- WHAT THE TASK REQUIRES: Retype each line exactly. Skip images.
** BEGIN PROVIDED ENTRIES **
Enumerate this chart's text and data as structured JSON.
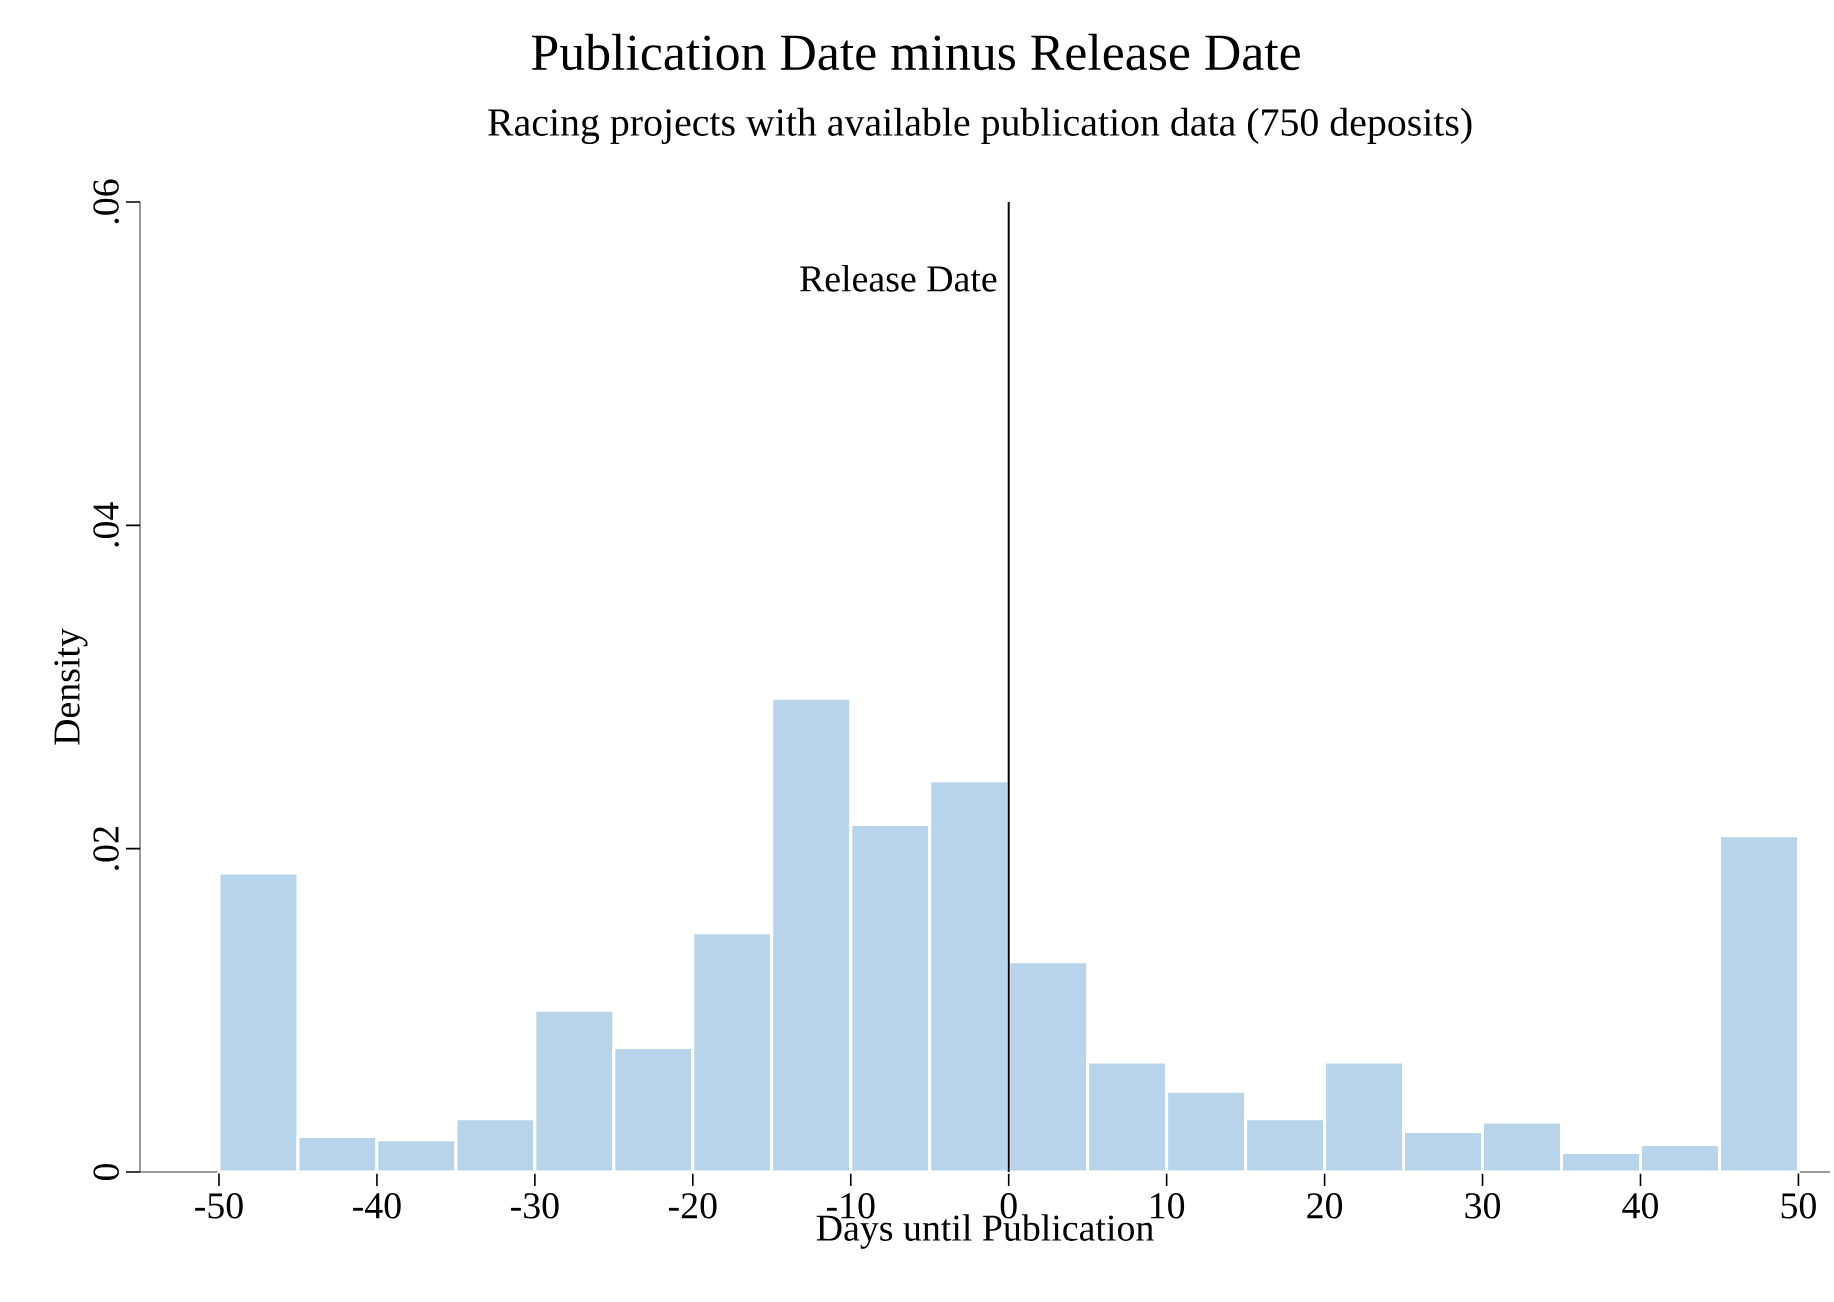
{
  "chart_data": {
    "type": "histogram",
    "title": "Publication Date minus Release Date",
    "subtitle": "Racing projects with available publication data (750 deposits)",
    "xlabel": "Days until Publication",
    "ylabel": "Density",
    "bins": [
      -50,
      -45,
      -40,
      -35,
      -30,
      -25,
      -20,
      -15,
      -10,
      -5,
      0,
      5,
      10,
      15,
      20,
      25,
      30,
      35,
      40,
      45,
      50
    ],
    "values": [
      0.0185,
      0.0022,
      0.002,
      0.0033,
      0.01,
      0.0077,
      0.0148,
      0.0293,
      0.0215,
      0.0242,
      0.013,
      0.0068,
      0.005,
      0.0033,
      0.0068,
      0.0025,
      0.0031,
      0.0012,
      0.0017,
      0.0208
    ],
    "color": "#b7d4ea",
    "xlim": [
      -55,
      52
    ],
    "ylim": [
      0,
      0.06
    ],
    "xticks": [
      -50,
      -40,
      -30,
      -20,
      -10,
      0,
      10,
      20,
      30,
      40,
      50
    ],
    "yticks": [
      {
        "value": 0,
        "label": "0"
      },
      {
        "value": 0.02,
        "label": ".02"
      },
      {
        "value": 0.04,
        "label": ".04"
      },
      {
        "value": 0.06,
        "label": ".06"
      }
    ],
    "ref_lines": [
      {
        "axis": "x",
        "value": 0,
        "label": "Release Date",
        "color": "#000000"
      }
    ]
  }
}
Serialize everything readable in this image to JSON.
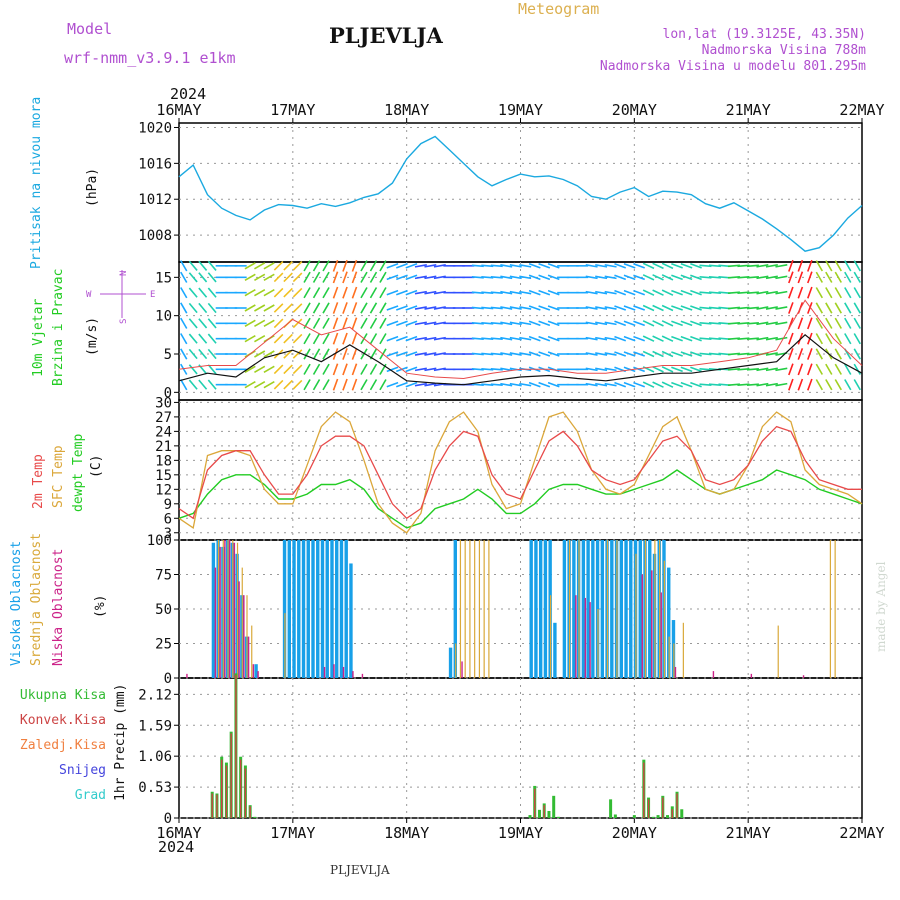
** END PROVIDED ENTRIES **
- TASK RESPONSE:
Enumerate this chart's text and data as structured JSON.
{
  "chart_data": {
    "type": "histogram",
    "title": "Publication Date minus Release Date",
    "subtitle": "Racing projects with available publication data (750 deposits)",
    "xlabel": "Days until Publication",
    "ylabel": "Density",
    "bins": [
      -50,
      -45,
      -40,
      -35,
      -30,
      -25,
      -20,
      -15,
      -10,
      -5,
      0,
      5,
      10,
      15,
      20,
      25,
      30,
      35,
      40,
      45,
      50
    ],
    "values": [
      0.0185,
      0.0022,
      0.002,
      0.0033,
      0.01,
      0.0077,
      0.0148,
      0.0293,
      0.0215,
      0.0242,
      0.013,
      0.0068,
      0.005,
      0.0033,
      0.0068,
      0.0025,
      0.0031,
      0.0012,
      0.0017,
      0.0208
    ],
    "color": "#b7d4ea",
    "xlim": [
      -55,
      52
    ],
    "ylim": [
      0,
      0.06
    ],
    "xticks": [
      -50,
      -40,
      -30,
      -20,
      -10,
      0,
      10,
      20,
      30,
      40,
      50
    ],
    "yticks": [
      {
        "value": 0,
        "label": "0"
      },
      {
        "value": 0.02,
        "label": ".02"
      },
      {
        "value": 0.04,
        "label": ".04"
      },
      {
        "value": 0.06,
        "label": ".06"
      }
    ],
    "ref_lines": [
      {
        "axis": "x",
        "value": 0,
        "label": "Release Date",
        "color": "#000000"
      }
    ]
  }
}
Serialize everything readable in this image to JSON.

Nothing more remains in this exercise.